(Request)
List each line of the data that holds the string "test".

(Available records)
§

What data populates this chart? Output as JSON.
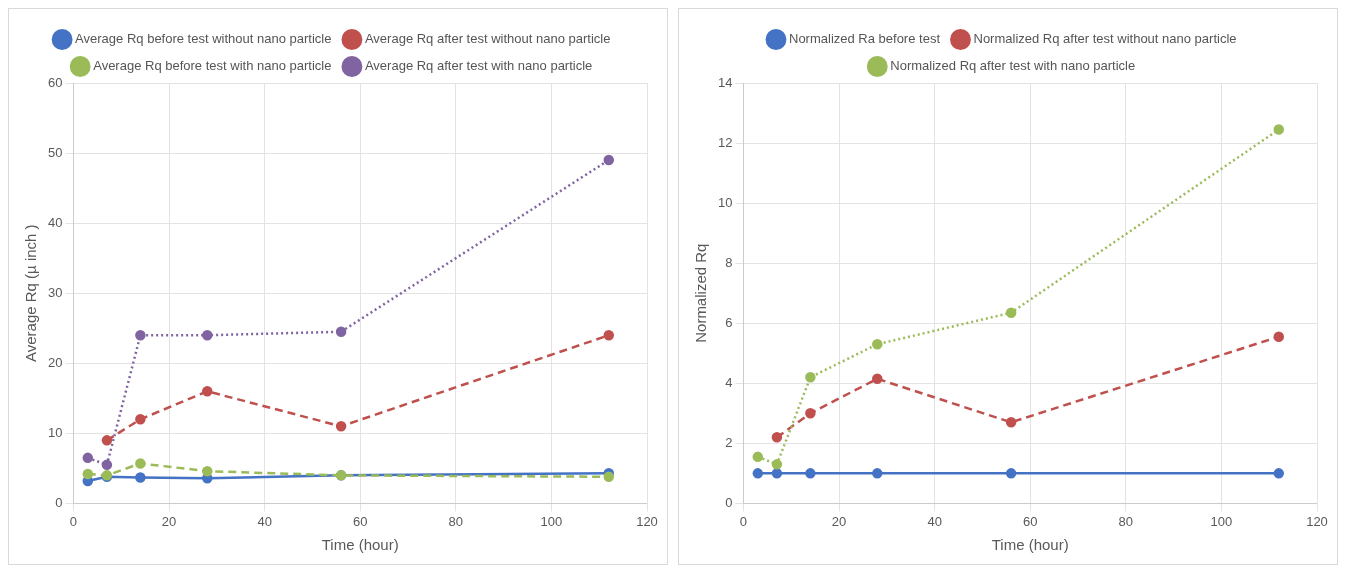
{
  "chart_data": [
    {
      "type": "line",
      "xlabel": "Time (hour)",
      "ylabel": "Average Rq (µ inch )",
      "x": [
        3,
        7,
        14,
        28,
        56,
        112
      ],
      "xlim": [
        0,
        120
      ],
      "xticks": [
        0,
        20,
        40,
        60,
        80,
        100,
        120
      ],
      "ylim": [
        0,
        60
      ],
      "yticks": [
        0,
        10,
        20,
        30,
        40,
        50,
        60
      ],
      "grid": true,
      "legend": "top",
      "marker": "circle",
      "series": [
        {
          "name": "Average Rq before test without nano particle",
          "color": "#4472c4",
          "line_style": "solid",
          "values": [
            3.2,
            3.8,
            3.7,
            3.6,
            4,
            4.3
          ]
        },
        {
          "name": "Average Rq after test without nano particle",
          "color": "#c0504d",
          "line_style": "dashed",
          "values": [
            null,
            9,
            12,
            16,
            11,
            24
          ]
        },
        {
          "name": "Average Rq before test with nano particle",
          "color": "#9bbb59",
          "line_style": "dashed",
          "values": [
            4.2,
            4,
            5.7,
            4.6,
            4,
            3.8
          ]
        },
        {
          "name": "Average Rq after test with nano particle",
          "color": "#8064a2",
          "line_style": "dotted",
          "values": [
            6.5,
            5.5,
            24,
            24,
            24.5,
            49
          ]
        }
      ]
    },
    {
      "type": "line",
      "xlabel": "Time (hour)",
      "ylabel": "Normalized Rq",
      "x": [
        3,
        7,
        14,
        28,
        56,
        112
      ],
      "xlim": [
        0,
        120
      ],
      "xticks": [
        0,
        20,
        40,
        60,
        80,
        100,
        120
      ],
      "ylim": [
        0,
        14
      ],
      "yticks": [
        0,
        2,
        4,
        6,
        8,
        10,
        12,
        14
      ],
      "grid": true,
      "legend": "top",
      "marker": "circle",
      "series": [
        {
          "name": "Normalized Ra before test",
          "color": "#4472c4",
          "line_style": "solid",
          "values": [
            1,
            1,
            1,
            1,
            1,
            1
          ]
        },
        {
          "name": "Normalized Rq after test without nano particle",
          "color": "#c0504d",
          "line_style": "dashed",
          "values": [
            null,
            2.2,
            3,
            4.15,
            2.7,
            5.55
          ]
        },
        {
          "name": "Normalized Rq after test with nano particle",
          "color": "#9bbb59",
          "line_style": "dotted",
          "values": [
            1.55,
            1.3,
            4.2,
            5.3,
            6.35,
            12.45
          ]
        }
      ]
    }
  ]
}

§

(Complete output)
          "name": "Average Rq before test without nano particle",
          "name": "Average Rq after test without nano particle",
          "name": "Average Rq before test with nano particle",
          "name": "Average Rq after test with nano particle",
          "name": "Normalized Ra before test",
          "name": "Normalized Rq after test without nano particle",
          "name": "Normalized Rq after test with nano particle",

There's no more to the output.